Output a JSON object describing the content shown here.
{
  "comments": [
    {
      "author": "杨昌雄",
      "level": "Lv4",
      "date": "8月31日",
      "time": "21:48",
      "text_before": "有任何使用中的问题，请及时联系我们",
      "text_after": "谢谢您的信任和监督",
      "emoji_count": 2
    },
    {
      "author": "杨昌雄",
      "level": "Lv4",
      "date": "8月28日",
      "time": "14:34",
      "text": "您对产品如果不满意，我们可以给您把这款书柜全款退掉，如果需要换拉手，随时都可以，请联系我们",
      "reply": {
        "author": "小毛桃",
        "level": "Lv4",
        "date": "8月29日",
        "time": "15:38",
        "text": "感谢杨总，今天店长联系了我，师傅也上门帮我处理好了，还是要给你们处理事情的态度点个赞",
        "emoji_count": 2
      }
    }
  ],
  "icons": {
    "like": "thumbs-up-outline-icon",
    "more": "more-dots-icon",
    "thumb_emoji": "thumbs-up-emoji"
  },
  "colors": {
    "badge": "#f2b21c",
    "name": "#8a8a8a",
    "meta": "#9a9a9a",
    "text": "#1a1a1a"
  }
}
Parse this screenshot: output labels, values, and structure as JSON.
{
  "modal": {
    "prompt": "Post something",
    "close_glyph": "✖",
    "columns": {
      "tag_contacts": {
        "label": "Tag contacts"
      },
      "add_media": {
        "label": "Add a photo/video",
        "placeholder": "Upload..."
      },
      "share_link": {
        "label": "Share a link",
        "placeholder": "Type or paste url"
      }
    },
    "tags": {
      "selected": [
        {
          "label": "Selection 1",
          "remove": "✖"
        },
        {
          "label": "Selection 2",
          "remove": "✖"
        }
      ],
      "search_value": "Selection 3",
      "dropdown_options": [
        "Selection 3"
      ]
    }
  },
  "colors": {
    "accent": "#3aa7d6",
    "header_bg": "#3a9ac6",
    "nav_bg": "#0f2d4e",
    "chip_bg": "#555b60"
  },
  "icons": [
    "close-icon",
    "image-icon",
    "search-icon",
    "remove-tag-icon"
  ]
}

## GIVEN REQUEST:
Nothing in the data may differ; print all of it exactly as written.

## EXERCISE SOLUTION:
Output a JSON object describing the content shown here.
{
  "comments": [
    {
      "author": "杨昌雄",
      "level": "Lv4",
      "date": "8月31日",
      "time": "21:48",
      "text_before": "有任何使用中的问题，请及时联系我们",
      "text_after": "谢谢您的信任和监督",
      "emoji_count": 2
    },
    {
      "author": "杨昌雄",
      "level": "Lv4",
      "date": "8月28日",
      "time": "14:34",
      "text": "您对产品如果不满意，我们可以给您把这款书柜全款退掉，如果需要换拉手，随时都可以，请联系我们",
      "reply": {
        "author": "小毛桃",
        "level": "Lv4",
        "date": "8月29日",
        "time": "15:38",
        "text": "感谢杨总，今天店长联系了我，师傅也上门帮我处理好了，还是要给你们处理事情的态度点个赞",
        "emoji_count": 2
      }
    }
  ],
  "icons": {
    "like": "thumbs-up-outline-icon",
    "more": "more-dots-icon",
    "thumb_emoji": "thumbs-up-emoji"
  },
  "colors": {
    "badge": "#f2b21c",
    "name": "#8a8a8a",
    "meta": "#9a9a9a",
    "text": "#1a1a1a"
  }
}
Parse this screenshot: output labels, values, and structure as JSON.
{
  "modal": {
    "prompt": "Post something",
    "close_glyph": "✖",
    "columns": {
      "tag_contacts": {
        "label": "Tag contacts"
      },
      "add_media": {
        "label": "Add a photo/video",
        "placeholder": "Upload..."
      },
      "share_link": {
        "label": "Share a link",
        "placeholder": "Type or paste url"
      }
    },
    "tags": {
      "selected": [
        {
          "label": "Selection 1",
          "remove": "✖"
        },
        {
          "label": "Selection 2",
          "remove": "✖"
        }
      ],
      "search_value": "Selection 3",
      "dropdown_options": [
        "Selection 3"
      ]
    }
  },
  "colors": {
    "accent": "#3aa7d6",
    "header_bg": "#3a9ac6",
    "nav_bg": "#0f2d4e",
    "chip_bg": "#555b60"
  },
  "icons": [
    "close-icon",
    "image-icon",
    "search-icon",
    "remove-tag-icon"
  ]
}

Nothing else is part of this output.